— begin —

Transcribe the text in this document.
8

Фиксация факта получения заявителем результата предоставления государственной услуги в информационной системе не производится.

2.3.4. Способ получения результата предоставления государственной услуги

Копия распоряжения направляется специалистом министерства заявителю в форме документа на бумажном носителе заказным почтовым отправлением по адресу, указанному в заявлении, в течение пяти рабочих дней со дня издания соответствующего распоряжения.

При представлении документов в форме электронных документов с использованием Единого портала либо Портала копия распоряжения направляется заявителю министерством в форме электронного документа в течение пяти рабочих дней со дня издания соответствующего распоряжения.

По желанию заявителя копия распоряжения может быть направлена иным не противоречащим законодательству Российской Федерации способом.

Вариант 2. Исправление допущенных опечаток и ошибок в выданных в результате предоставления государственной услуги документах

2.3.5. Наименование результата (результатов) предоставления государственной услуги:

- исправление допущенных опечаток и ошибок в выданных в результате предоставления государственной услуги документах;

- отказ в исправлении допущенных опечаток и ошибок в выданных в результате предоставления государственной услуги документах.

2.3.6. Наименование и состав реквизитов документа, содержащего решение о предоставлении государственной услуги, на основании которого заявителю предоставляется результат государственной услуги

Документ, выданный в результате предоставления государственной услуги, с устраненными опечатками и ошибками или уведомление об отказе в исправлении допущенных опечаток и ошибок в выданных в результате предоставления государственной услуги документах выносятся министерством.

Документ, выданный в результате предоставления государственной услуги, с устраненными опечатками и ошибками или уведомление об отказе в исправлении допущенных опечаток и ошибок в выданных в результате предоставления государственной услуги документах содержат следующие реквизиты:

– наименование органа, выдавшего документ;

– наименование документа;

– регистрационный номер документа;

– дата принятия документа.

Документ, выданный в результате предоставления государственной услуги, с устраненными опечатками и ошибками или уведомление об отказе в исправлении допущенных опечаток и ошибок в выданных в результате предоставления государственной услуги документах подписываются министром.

— end —

- WHAT YOU NEED TO DO -
Restate the whole of the material exactly.

- WRITTEN RESPONSE -
Transcribe the text in this document.
8

Фиксация факта получения заявителем результата предоставления государственной услуги в информационной системе не производится.

2.3.4. Способ получения результата предоставления государственной услуги

Копия распоряжения направляется специалистом министерства заявителю в форме документа на бумажном носителе заказным почтовым отправлением по адресу, указанному в заявлении, в течение пяти рабочих дней со дня издания соответствующего распоряжения.

При представлении документов в форме электронных документов с использованием Единого портала либо Портала копия распоряжения направляется заявителю министерством в форме электронного документа в течение пяти рабочих дней со дня издания соответствующего распоряжения.

По желанию заявителя копия распоряжения может быть направлена иным не противоречащим законодательству Российской Федерации способом.

Вариант 2. Исправление допущенных опечаток и ошибок в выданных в результате предоставления государственной услуги документах

2.3.5. Наименование результата (результатов) предоставления государственной услуги:

- исправление допущенных опечаток и ошибок в выданных в результате предоставления государственной услуги документах;

- отказ в исправлении допущенных опечаток и ошибок в выданных в результате предоставления государственной услуги документах.

2.3.6. Наименование и состав реквизитов документа, содержащего решение о предоставлении государственной услуги, на основании которого заявителю предоставляется результат государственной услуги

Документ, выданный в результате предоставления государственной услуги, с устраненными опечатками и ошибками или уведомление об отказе в исправлении допущенных опечаток и ошибок в выданных в результате предоставления государственной услуги документах выносятся министерством.

Документ, выданный в результате предоставления государственной услуги, с устраненными опечатками и ошибками или уведомление об отказе в исправлении допущенных опечаток и ошибок в выданных в результате предоставления государственной услуги документах содержат следующие реквизиты:

– наименование органа, выдавшего документ;

– наименование документа;

– регистрационный номер документа;

– дата принятия документа.

Документ, выданный в результате предоставления государственной услуги, с устраненными опечатками и ошибками или уведомление об отказе в исправлении допущенных опечаток и ошибок в выданных в результате предоставления государственной услуги документах подписываются министром.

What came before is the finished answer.